- **TASK DETAILS**
Locate and copy each line in the data that contains the word "signal".

- **MATERIAL SUPPLIED**
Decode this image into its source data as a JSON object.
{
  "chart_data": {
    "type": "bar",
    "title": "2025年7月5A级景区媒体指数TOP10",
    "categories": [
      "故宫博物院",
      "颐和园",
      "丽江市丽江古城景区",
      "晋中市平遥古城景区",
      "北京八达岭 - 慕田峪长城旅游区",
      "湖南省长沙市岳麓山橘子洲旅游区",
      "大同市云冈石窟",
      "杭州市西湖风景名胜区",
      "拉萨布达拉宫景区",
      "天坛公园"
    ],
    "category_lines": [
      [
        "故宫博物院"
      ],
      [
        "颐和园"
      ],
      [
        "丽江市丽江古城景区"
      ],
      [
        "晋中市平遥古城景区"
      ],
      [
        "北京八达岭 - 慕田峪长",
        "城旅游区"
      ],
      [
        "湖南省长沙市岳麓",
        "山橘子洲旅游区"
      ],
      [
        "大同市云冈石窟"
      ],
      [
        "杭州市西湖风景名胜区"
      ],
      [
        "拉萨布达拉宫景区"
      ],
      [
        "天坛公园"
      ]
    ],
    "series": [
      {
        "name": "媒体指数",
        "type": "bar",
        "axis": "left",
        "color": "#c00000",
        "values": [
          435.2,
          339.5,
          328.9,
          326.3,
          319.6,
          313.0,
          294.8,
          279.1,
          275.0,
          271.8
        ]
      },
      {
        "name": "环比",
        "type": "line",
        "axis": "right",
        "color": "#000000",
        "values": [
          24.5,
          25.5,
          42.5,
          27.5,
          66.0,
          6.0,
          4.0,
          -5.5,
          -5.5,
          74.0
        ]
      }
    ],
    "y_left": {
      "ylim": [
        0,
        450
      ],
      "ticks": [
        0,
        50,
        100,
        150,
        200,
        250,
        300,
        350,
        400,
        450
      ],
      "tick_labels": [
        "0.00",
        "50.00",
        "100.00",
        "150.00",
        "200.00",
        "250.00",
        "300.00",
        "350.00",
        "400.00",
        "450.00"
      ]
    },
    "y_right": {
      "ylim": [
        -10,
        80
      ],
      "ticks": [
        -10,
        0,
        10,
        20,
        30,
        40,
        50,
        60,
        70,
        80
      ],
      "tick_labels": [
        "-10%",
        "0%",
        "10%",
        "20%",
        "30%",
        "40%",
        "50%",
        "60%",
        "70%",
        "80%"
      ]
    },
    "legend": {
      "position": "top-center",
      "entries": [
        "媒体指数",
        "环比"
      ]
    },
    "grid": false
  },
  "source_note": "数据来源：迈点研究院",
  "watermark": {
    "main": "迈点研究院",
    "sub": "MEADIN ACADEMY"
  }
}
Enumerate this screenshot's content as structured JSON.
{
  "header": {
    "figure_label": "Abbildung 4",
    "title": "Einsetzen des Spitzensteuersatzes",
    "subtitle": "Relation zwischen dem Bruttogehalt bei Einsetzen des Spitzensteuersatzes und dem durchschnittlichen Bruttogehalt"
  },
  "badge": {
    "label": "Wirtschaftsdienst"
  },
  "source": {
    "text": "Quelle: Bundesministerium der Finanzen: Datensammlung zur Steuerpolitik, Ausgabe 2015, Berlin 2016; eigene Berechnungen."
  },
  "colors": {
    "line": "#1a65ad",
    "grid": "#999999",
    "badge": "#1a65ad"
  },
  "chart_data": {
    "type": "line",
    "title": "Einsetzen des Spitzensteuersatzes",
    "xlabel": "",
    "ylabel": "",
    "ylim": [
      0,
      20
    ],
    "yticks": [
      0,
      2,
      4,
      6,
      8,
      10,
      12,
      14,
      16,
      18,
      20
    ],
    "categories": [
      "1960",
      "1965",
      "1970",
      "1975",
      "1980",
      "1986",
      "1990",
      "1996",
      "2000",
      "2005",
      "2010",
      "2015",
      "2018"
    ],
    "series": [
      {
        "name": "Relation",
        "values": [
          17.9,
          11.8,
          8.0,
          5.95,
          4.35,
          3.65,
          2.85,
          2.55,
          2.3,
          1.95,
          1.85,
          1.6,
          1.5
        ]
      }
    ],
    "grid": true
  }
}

* * *

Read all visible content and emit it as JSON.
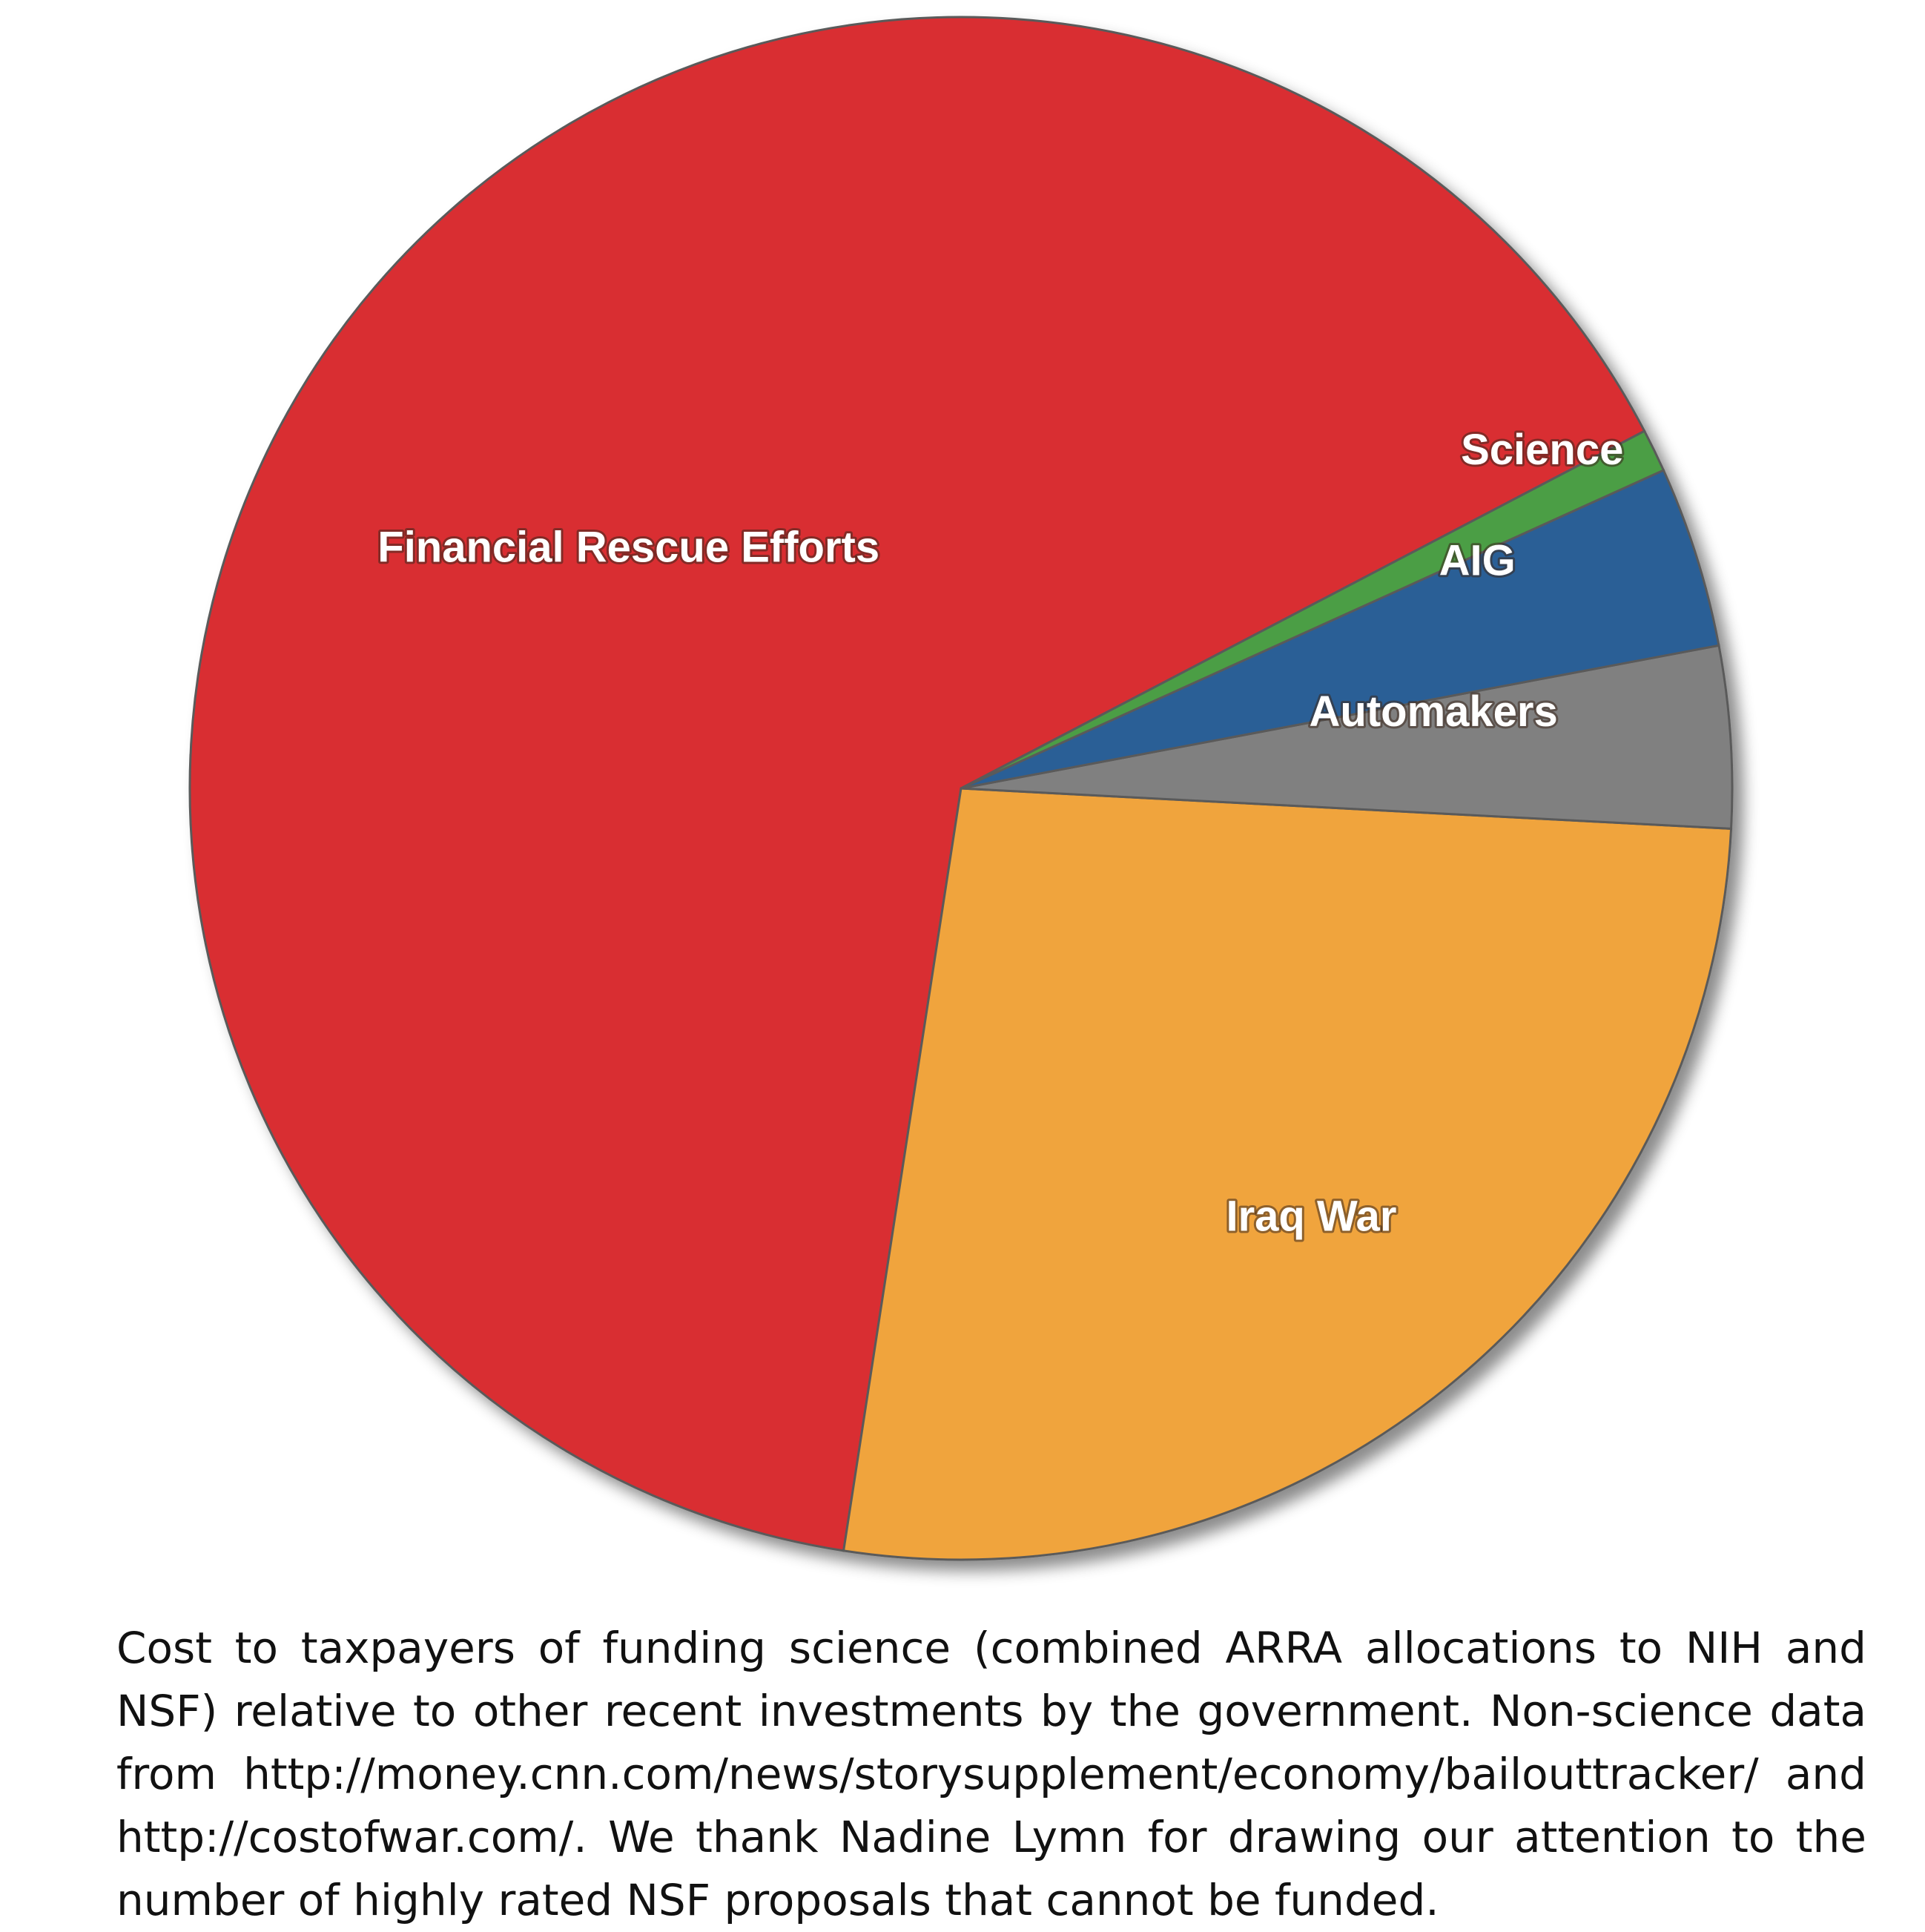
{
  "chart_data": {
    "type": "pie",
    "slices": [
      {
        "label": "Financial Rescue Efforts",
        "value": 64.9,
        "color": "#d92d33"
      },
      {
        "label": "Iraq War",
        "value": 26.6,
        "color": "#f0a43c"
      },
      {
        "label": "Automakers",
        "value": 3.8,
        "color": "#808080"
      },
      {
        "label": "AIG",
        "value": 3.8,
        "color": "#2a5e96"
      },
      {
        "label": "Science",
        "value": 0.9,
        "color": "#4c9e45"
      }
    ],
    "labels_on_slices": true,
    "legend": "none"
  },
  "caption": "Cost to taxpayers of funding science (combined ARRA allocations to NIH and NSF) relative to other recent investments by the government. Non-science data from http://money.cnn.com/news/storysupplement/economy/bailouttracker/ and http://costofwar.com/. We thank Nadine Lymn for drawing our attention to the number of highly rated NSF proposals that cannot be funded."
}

...

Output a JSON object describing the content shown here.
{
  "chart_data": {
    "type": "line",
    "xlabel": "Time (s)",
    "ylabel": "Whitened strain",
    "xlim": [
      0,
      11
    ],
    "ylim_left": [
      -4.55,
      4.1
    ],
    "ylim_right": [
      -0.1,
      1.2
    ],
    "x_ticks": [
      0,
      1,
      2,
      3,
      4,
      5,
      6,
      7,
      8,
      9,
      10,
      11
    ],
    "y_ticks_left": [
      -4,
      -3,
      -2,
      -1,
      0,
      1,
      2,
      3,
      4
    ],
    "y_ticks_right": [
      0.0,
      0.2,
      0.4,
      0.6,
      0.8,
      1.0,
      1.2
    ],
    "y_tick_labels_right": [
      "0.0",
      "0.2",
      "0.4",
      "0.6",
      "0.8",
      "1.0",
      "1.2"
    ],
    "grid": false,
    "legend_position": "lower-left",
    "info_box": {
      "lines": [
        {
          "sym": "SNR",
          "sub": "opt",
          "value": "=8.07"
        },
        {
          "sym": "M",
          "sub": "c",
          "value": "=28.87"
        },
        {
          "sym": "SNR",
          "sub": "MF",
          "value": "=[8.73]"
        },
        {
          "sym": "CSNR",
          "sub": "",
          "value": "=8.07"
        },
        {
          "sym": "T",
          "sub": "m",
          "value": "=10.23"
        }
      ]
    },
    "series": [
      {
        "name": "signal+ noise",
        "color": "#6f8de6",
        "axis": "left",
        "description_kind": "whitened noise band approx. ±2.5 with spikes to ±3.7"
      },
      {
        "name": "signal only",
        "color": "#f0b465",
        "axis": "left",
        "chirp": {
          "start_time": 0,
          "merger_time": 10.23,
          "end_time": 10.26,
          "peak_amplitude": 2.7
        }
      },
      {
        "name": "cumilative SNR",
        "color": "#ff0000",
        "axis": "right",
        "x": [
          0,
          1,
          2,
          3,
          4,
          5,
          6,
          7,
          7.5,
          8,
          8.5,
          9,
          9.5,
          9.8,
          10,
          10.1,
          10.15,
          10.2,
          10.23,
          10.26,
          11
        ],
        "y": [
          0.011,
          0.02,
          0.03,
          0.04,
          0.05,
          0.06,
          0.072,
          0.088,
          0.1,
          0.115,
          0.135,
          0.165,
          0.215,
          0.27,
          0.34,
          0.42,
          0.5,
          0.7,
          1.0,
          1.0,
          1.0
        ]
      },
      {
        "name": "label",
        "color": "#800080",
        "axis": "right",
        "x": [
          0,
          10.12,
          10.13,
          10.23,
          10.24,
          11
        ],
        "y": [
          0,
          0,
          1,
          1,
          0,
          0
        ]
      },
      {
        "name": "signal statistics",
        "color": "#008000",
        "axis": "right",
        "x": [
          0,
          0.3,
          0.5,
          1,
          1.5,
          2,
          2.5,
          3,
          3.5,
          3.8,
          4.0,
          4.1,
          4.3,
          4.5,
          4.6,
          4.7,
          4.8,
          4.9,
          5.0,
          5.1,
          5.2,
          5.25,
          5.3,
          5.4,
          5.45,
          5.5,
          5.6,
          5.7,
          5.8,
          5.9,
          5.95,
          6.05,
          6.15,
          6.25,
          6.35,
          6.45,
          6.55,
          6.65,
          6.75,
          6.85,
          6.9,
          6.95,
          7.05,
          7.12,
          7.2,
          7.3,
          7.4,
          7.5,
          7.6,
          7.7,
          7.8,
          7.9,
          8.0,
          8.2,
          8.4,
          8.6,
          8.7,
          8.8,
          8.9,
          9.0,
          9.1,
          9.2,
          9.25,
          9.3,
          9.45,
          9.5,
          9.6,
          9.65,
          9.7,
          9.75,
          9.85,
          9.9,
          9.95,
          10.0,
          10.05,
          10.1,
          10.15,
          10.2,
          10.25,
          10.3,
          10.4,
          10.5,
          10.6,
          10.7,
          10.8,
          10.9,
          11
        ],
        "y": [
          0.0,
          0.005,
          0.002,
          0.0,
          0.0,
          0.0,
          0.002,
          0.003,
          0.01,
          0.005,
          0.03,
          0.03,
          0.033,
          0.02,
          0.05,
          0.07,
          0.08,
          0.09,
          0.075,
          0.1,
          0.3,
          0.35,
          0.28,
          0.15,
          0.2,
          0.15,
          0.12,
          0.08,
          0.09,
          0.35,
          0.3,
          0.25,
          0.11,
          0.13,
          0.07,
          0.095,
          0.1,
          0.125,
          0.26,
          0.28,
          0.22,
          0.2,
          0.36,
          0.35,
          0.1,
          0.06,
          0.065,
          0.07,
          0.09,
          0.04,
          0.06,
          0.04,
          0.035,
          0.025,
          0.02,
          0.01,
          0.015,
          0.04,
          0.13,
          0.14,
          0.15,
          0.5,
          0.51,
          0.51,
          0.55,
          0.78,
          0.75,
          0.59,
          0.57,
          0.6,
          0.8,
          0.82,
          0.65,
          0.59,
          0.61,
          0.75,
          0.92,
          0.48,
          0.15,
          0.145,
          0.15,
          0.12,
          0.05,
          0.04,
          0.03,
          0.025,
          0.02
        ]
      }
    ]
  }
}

- **ANSWER BELOW**
        "name": "signal+ noise",
        "name": "signal only",
        "name": "signal statistics",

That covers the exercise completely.